_Exercise directions_:
Exactly as they appear, output all of the entries.

-- Records supplied start --

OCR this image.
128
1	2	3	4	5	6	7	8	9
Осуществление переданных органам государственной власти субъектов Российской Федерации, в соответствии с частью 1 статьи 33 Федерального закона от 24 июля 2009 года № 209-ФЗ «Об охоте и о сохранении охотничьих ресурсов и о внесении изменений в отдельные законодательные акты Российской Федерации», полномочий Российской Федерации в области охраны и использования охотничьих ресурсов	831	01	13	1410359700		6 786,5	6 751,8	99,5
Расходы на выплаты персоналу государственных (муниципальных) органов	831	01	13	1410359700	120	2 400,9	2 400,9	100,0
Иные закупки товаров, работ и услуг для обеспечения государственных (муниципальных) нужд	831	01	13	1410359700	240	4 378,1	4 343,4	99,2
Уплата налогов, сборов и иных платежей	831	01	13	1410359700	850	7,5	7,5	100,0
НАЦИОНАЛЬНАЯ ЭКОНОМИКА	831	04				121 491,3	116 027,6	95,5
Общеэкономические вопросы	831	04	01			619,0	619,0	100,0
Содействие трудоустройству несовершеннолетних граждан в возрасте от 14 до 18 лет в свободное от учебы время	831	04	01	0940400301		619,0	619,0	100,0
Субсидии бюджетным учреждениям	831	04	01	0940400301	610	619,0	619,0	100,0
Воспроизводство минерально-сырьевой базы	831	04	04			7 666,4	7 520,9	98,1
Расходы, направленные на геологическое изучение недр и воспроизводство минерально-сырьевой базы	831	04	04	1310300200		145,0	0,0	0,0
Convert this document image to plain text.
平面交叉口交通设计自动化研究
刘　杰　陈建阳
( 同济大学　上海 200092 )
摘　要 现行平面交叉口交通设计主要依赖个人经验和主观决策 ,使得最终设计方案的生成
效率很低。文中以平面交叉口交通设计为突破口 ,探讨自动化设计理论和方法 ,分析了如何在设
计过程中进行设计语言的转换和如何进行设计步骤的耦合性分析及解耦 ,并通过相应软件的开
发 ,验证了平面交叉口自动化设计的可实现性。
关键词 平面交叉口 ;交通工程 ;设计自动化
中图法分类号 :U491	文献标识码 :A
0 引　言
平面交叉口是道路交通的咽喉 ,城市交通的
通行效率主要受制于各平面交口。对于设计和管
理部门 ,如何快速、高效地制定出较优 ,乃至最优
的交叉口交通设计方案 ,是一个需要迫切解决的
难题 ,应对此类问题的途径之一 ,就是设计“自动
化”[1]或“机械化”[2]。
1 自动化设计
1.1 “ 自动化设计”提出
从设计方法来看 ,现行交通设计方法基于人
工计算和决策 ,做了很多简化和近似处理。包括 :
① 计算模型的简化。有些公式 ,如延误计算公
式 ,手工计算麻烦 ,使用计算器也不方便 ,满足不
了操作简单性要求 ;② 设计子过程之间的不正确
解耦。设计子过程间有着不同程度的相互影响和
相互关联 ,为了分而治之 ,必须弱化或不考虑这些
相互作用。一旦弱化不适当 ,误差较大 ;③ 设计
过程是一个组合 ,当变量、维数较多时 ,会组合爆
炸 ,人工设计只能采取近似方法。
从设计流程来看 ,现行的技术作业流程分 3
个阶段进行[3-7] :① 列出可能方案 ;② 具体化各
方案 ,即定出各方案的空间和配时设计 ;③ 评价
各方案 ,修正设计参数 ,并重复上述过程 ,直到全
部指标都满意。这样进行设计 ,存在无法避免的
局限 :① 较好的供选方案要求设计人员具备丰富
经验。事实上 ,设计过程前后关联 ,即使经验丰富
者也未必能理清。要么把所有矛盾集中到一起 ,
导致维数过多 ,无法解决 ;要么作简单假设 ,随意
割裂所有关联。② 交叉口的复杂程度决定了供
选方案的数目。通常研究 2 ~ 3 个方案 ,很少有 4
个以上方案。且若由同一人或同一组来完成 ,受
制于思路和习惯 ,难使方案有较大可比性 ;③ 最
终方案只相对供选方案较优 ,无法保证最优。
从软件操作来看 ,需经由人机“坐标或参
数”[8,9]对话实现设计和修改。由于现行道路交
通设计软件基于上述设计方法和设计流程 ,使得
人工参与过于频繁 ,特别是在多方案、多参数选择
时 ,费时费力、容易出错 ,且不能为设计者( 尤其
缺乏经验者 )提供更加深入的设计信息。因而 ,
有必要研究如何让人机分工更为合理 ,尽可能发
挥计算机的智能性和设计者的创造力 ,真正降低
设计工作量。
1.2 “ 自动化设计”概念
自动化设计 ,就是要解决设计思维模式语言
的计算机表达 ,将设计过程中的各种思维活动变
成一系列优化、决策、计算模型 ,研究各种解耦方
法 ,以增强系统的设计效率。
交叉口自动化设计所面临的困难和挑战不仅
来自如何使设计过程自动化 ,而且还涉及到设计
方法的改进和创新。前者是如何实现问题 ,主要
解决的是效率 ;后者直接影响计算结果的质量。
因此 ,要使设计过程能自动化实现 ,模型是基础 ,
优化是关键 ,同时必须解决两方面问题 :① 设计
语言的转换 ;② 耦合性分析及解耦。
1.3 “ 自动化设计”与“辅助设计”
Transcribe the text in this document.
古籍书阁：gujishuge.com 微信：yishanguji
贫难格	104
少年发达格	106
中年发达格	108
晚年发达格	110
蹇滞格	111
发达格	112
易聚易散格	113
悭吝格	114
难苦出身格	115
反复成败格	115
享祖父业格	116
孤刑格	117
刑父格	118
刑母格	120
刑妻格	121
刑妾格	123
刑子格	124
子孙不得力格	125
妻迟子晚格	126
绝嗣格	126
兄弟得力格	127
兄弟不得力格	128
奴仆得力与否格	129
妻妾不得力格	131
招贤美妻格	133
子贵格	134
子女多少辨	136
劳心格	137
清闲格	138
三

-- Records supplied end --

_Response_:
OCR this image.
128
1	2	3	4	5	6	7	8	9
Осуществление переданных органам государственной власти субъектов Российской Федерации, в соответствии с частью 1 статьи 33 Федерального закона от 24 июля 2009 года № 209-ФЗ «Об охоте и о сохранении охотничьих ресурсов и о внесении изменений в отдельные законодательные акты Российской Федерации», полномочий Российской Федерации в области охраны и использования охотничьих ресурсов	831	01	13	1410359700		6 786,5	6 751,8	99,5
Расходы на выплаты персоналу государственных (муниципальных) органов	831	01	13	1410359700	120	2 400,9	2 400,9	100,0
Иные закупки товаров, работ и услуг для обеспечения государственных (муниципальных) нужд	831	01	13	1410359700	240	4 378,1	4 343,4	99,2
Уплата налогов, сборов и иных платежей	831	01	13	1410359700	850	7,5	7,5	100,0
НАЦИОНАЛЬНАЯ ЭКОНОМИКА	831	04				121 491,3	116 027,6	95,5
Общеэкономические вопросы	831	04	01			619,0	619,0	100,0
Содействие трудоустройству несовершеннолетних граждан в возрасте от 14 до 18 лет в свободное от учебы время	831	04	01	0940400301		619,0	619,0	100,0
Субсидии бюджетным учреждениям	831	04	01	0940400301	610	619,0	619,0	100,0
Воспроизводство минерально-сырьевой базы	831	04	04			7 666,4	7 520,9	98,1
Расходы, направленные на геологическое изучение недр и воспроизводство минерально-сырьевой базы	831	04	04	1310300200		145,0	0,0	0,0
Convert this document image to plain text.
平面交叉口交通设计自动化研究
刘　杰　陈建阳
( 同济大学　上海 200092 )
摘　要 现行平面交叉口交通设计主要依赖个人经验和主观决策 ,使得最终设计方案的生成
效率很低。文中以平面交叉口交通设计为突破口 ,探讨自动化设计理论和方法 ,分析了如何在设
计过程中进行设计语言的转换和如何进行设计步骤的耦合性分析及解耦 ,并通过相应软件的开
发 ,验证了平面交叉口自动化设计的可实现性。
关键词 平面交叉口 ;交通工程 ;设计自动化
中图法分类号 :U491	文献标识码 :A
0 引　言
平面交叉口是道路交通的咽喉 ,城市交通的
通行效率主要受制于各平面交口。对于设计和管
理部门 ,如何快速、高效地制定出较优 ,乃至最优
的交叉口交通设计方案 ,是一个需要迫切解决的
难题 ,应对此类问题的途径之一 ,就是设计“自动
化”[1]或“机械化”[2]。
1 自动化设计
1.1 “ 自动化设计”提出
从设计方法来看 ,现行交通设计方法基于人
工计算和决策 ,做了很多简化和近似处理。包括 :
① 计算模型的简化。有些公式 ,如延误计算公
式 ,手工计算麻烦 ,使用计算器也不方便 ,满足不
了操作简单性要求 ;② 设计子过程之间的不正确
解耦。设计子过程间有着不同程度的相互影响和
相互关联 ,为了分而治之 ,必须弱化或不考虑这些
相互作用。一旦弱化不适当 ,误差较大 ;③ 设计
过程是一个组合 ,当变量、维数较多时 ,会组合爆
炸 ,人工设计只能采取近似方法。
从设计流程来看 ,现行的技术作业流程分 3
个阶段进行[3-7] :① 列出可能方案 ;② 具体化各
方案 ,即定出各方案的空间和配时设计 ;③ 评价
各方案 ,修正设计参数 ,并重复上述过程 ,直到全
部指标都满意。这样进行设计 ,存在无法避免的
局限 :① 较好的供选方案要求设计人员具备丰富
经验。事实上 ,设计过程前后关联 ,即使经验丰富
者也未必能理清。要么把所有矛盾集中到一起 ,
导致维数过多 ,无法解决 ;要么作简单假设 ,随意
割裂所有关联。② 交叉口的复杂程度决定了供
选方案的数目。通常研究 2 ~ 3 个方案 ,很少有 4
个以上方案。且若由同一人或同一组来完成 ,受
制于思路和习惯 ,难使方案有较大可比性 ;③ 最
终方案只相对供选方案较优 ,无法保证最优。
从软件操作来看 ,需经由人机“坐标或参
数”[8,9]对话实现设计和修改。由于现行道路交
通设计软件基于上述设计方法和设计流程 ,使得
人工参与过于频繁 ,特别是在多方案、多参数选择
时 ,费时费力、容易出错 ,且不能为设计者( 尤其
缺乏经验者 )提供更加深入的设计信息。因而 ,
有必要研究如何让人机分工更为合理 ,尽可能发
挥计算机的智能性和设计者的创造力 ,真正降低
设计工作量。
1.2 “ 自动化设计”概念
自动化设计 ,就是要解决设计思维模式语言
的计算机表达 ,将设计过程中的各种思维活动变
成一系列优化、决策、计算模型 ,研究各种解耦方
法 ,以增强系统的设计效率。
交叉口自动化设计所面临的困难和挑战不仅
来自如何使设计过程自动化 ,而且还涉及到设计
方法的改进和创新。前者是如何实现问题 ,主要
解决的是效率 ;后者直接影响计算结果的质量。
因此 ,要使设计过程能自动化实现 ,模型是基础 ,
优化是关键 ,同时必须解决两方面问题 :① 设计
语言的转换 ;② 耦合性分析及解耦。
1.3 “ 自动化设计”与“辅助设计”
Transcribe the text in this document.
古籍书阁：gujishuge.com 微信：yishanguji
贫难格	104
少年发达格	106
中年发达格	108
晚年发达格	110
蹇滞格	111
发达格	112
易聚易散格	113
悭吝格	114
难苦出身格	115
反复成败格	115
享祖父业格	116
孤刑格	117
刑父格	118
刑母格	120
刑妻格	121
刑妾格	123
刑子格	124
子孙不得力格	125
妻迟子晚格	126
绝嗣格	126
兄弟得力格	127
兄弟不得力格	128
奴仆得力与否格	129
妻妾不得力格	131
招贤美妻格	133
子贵格	134
子女多少辨	136
劳心格	137
清闲格	138
三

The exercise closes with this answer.